• _Aim of the exercise_: Below are some entries. Copy each line that holds the string "values".

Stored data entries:

----------

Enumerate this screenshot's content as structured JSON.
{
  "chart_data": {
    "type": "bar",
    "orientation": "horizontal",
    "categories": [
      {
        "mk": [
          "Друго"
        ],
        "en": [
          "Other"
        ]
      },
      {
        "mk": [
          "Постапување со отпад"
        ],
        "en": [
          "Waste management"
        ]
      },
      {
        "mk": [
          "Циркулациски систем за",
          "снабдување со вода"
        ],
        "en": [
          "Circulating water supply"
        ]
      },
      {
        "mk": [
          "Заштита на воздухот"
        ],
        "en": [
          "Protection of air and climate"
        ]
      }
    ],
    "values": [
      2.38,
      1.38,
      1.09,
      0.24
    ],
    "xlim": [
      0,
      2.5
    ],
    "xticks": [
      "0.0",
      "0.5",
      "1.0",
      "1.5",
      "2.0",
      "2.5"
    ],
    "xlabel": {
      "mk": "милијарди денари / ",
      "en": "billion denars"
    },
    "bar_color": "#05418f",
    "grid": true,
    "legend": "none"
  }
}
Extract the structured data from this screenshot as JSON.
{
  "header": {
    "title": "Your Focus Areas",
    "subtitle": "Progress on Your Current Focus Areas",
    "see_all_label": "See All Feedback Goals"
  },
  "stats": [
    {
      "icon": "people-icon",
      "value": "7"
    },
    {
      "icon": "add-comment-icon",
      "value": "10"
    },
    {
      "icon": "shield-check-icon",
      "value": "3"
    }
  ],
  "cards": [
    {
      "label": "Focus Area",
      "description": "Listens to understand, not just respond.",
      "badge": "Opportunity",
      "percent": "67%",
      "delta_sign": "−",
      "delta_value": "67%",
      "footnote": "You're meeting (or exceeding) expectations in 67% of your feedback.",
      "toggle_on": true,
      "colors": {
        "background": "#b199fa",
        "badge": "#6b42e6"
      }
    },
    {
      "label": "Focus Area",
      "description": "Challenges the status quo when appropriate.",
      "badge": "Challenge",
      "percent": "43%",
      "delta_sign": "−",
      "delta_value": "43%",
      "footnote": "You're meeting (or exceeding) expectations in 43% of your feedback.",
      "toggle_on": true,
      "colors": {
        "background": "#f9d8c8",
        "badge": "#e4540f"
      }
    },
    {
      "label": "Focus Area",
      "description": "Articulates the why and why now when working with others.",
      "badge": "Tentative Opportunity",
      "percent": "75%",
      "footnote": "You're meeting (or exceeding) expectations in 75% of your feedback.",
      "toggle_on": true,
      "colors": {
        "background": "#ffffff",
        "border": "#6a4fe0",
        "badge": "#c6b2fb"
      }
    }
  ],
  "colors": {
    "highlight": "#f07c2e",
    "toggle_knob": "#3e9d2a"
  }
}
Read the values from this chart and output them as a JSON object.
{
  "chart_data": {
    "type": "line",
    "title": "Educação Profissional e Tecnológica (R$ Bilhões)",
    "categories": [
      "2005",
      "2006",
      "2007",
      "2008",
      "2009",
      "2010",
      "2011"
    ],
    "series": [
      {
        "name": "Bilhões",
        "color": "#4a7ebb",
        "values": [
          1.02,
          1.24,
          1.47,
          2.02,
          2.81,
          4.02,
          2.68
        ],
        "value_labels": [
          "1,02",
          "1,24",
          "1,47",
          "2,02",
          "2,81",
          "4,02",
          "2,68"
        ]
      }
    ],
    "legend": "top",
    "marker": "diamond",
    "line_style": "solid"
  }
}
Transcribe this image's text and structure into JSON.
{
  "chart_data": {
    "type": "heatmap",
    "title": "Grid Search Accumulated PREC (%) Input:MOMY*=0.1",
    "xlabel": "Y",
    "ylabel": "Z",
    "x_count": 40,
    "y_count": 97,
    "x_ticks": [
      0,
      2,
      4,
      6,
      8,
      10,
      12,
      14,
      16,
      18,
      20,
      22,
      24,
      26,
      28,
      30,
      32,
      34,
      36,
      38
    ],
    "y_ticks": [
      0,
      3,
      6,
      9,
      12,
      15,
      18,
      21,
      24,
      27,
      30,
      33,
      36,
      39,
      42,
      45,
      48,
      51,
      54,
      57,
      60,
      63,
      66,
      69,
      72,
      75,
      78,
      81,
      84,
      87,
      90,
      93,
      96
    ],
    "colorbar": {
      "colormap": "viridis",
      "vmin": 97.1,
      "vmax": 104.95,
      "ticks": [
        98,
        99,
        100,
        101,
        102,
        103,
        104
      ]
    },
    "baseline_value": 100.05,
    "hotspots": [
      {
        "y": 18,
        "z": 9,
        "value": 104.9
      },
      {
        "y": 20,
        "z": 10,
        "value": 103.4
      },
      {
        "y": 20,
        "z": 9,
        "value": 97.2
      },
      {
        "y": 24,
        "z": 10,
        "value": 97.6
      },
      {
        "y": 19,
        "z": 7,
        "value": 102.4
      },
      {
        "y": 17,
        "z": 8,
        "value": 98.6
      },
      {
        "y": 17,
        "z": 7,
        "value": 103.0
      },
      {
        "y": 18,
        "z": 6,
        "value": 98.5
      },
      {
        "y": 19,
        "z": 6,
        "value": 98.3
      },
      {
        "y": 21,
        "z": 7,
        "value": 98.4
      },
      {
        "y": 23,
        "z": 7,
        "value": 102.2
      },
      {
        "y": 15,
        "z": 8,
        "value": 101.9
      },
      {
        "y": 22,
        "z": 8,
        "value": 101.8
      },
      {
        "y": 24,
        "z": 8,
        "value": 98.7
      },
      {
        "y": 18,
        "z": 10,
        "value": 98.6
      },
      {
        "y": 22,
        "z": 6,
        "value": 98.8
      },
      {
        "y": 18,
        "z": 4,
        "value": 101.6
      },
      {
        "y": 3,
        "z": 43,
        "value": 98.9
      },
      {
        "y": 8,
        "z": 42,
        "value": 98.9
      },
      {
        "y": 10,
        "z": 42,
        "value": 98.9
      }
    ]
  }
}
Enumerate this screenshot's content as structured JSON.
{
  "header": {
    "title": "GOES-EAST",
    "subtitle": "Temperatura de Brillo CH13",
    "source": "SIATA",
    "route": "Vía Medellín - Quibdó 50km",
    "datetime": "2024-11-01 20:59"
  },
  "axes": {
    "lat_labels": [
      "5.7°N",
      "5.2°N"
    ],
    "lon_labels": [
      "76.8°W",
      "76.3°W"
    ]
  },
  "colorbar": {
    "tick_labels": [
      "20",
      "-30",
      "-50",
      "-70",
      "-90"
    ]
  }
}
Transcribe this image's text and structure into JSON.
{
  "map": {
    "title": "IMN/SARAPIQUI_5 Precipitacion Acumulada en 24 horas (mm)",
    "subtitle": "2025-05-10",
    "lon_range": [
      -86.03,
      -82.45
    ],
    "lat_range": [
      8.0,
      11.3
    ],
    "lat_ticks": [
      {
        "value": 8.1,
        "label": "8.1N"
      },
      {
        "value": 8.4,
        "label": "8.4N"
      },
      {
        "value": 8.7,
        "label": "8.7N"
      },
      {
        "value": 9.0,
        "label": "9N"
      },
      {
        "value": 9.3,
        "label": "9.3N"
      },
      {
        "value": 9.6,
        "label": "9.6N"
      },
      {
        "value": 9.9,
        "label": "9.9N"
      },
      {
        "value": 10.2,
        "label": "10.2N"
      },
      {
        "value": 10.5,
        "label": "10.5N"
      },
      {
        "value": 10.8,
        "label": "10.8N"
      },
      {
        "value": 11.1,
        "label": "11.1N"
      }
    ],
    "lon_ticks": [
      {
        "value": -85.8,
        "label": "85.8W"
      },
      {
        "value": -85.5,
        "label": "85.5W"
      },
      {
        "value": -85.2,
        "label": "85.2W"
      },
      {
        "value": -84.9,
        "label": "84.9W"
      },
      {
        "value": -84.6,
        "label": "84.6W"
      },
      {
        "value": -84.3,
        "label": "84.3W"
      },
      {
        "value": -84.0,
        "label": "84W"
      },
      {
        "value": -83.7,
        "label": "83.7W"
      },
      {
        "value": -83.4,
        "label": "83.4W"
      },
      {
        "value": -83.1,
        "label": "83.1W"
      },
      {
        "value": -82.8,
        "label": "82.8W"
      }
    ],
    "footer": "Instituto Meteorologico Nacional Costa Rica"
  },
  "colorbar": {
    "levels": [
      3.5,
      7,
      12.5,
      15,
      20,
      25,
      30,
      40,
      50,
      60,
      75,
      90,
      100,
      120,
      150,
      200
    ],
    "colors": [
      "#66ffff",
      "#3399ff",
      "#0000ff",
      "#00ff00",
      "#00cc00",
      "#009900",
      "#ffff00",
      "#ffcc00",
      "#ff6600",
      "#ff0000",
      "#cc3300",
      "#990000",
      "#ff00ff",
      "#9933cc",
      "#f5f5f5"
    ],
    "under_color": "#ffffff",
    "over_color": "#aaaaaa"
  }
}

----------

• _Finished answer_:
    "values": [
Read the values from this chart and output them as a JSON object.
        "values": [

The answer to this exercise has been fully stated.